Exercise directions —
For each line below that includes the word "this", make a copy.

Stored entries
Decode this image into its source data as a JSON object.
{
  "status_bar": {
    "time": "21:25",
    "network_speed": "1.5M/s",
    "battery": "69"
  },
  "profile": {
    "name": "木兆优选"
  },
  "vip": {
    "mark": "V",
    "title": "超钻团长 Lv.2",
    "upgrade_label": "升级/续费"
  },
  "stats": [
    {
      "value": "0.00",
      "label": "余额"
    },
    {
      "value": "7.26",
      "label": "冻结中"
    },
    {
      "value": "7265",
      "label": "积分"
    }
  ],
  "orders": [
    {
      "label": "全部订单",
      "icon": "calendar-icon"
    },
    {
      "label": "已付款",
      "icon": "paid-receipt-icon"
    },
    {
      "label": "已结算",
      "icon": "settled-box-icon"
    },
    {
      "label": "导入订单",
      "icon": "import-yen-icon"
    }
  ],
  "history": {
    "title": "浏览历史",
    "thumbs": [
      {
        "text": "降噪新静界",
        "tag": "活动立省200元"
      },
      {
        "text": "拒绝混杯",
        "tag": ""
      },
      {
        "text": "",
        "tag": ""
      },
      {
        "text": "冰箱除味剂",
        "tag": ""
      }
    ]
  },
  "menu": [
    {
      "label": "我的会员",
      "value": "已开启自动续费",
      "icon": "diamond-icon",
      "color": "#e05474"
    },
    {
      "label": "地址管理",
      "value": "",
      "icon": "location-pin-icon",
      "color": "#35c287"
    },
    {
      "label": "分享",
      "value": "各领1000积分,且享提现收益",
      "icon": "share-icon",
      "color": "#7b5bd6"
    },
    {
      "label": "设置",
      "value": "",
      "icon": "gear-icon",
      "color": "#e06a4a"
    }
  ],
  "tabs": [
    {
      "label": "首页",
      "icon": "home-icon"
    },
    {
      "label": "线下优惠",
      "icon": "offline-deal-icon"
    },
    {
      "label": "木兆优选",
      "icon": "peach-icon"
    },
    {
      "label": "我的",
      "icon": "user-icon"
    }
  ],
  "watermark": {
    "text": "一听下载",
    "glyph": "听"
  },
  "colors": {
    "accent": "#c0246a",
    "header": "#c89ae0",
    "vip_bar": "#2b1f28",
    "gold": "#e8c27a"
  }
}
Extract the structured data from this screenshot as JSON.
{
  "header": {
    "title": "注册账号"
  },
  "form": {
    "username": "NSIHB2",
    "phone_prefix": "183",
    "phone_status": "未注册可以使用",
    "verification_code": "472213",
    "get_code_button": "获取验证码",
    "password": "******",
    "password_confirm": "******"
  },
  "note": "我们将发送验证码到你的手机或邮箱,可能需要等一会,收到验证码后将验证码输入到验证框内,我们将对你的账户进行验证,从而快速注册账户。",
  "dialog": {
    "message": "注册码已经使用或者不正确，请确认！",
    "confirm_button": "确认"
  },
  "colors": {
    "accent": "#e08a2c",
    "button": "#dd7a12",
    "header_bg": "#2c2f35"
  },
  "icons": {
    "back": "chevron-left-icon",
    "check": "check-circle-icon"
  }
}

Correct response —
Decode this image into its source data as a JSON object.
Extract the structured data from this screenshot as JSON.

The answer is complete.